• **Objectif 1**
Recopiez à l'identique les lignes des entrées, du début des entrées jusqu'à la ligne contenant « ascii-art-line: __ __ bbox=[6, 27, 797, 50] », cette ligne comprise.
+++ Extrait du document +++
Infraction narrative à valeur de métalepse, la rupture de l’illusion référentielle entraîne une indubitable autonomie du texte dans le processus de la représentation. Mais, si cette infraction est en mesure de rassurer le spectateur par la mise en évidence de la fiction, du faux, elle peut s’avérer aussi éminemment déstabilisatrice. C’est un élément de type existentiel qu’il faut maintenant considérer et qui, je pense, contribue aussi à cet « enchantement » paradoxal auquel je faisais précédemment allusion. Sur le plan de la réception, la mise en abyme métatextuelle du « théâtre dans le théâtre » dans le genre dramatique – à l’instar de la métalepse dans le genre romanesque – conduit à la conclusion logique, et pour le moins troublante, que si les personnages d’une fiction peuvent en être les spectateurs – ou les lecteurs –, il n’est certainement pas exclu que nous, spectateurs ou lecteurs, puissions à notre tour être de simples personnages fictifs. En effet, il se pourrait que ce que nous prenons pour de l’extradiégétique ne soit en fait que du diégétique qui s’ignore. Au lieu de constituer, comme nous l’assumons allègrement, une instance réceptrice résolument externe, rien ne prouve en fin de compte que nous ne soyons pas les spectateurs-acteurs d’une pièce qui cache son jeu. Avant que n’en parle Jorge Luis Borges (1974 : 669), cette inquiétante éventualité avait été mise en scène par Ludwig Tieck dans Die verkeherte Welt (« Le Monde à l’envers ») (1798) :

Scävola : C’est trop dément ! Regardez-moi ça bonnes gens, nous voici assis comme spectateurs qui voyons une pièce, et dans cette pièce d’autres spectateurs sont assis qui voient une pièce, et dans cette troisième pièce une autre pièce est jouée à l’attention des acteurs de la troisième pièce.

L’Autre : Pensez maintenant qu’il est possible que nous-mêmes, nous soyons des acteurs de quelque pièce et que quelqu’un voie cette chose, tout ce mélange !
+++
• **Objectif 2**
Reproduisez tel quel le passage de l'extrait sur le théâtre dans le théâtre, de « Scävola : C’est trop » à « tout ce mélange ! ».
+++ Entrées fournies +++
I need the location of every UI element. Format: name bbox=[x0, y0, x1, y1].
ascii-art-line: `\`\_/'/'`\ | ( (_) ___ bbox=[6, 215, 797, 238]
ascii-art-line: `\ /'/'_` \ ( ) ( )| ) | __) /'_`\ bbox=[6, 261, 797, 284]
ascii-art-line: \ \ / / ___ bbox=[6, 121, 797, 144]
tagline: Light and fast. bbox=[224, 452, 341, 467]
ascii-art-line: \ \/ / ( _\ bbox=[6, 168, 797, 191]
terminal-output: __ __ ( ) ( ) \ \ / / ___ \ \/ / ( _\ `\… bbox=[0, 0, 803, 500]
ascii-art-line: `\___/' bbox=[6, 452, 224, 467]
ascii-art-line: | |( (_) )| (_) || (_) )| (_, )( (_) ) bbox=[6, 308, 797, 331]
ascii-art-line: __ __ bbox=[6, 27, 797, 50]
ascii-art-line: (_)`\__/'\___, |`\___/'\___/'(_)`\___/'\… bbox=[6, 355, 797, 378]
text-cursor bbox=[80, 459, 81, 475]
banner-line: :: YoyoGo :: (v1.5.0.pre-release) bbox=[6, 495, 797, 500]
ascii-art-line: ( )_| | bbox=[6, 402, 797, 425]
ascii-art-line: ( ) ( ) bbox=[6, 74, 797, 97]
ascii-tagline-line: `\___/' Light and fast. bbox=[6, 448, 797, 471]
+++
• **Résultat attendu 1**
I need the location of every UI element. Format: name bbox=[x0, y0, x1, y1].
ascii-art-line: `\`\_/'/'`\ | ( (_) ___ bbox=[6, 215, 797, 238]
ascii-art-line: `\ /'/'_` \ ( ) ( )| ) | __) /'_`\ bbox=[6, 261, 797, 284]
ascii-art-line: \ \ / / ___ bbox=[6, 121, 797, 144]
tagline: Light and fast. bbox=[224, 452, 341, 467]
ascii-art-line: \ \/ / ( _\ bbox=[6, 168, 797, 191]
terminal-output: __ __ ( ) ( ) \ \ / / ___ \ \/ / ( _\ `\… bbox=[0, 0, 803, 500]
ascii-art-line: `\___/' bbox=[6, 452, 224, 467]
ascii-art-line: | |( (_) )| (_) || (_) )| (_, )( (_) ) bbox=[6, 308, 797, 331]
ascii-art-line: __ __ bbox=[6, 27, 797, 50]

• **Résultat attendu 2**
Scävola : C’est trop dément ! Regardez-moi ça bonnes gens, nous voici assis comme spectateurs qui voyons une pièce, et dans cette pièce d’autres spectateurs sont assis qui voient une pièce, et dans cette troisième pièce une autre pièce est jouée à l’attention des acteurs de la troisième pièce.

L’Autre : Pensez maintenant qu’il est possible que nous-mêmes, nous soyons des acteurs de quelque pièce et que quelqu’un voie cette chose, tout ce mélange !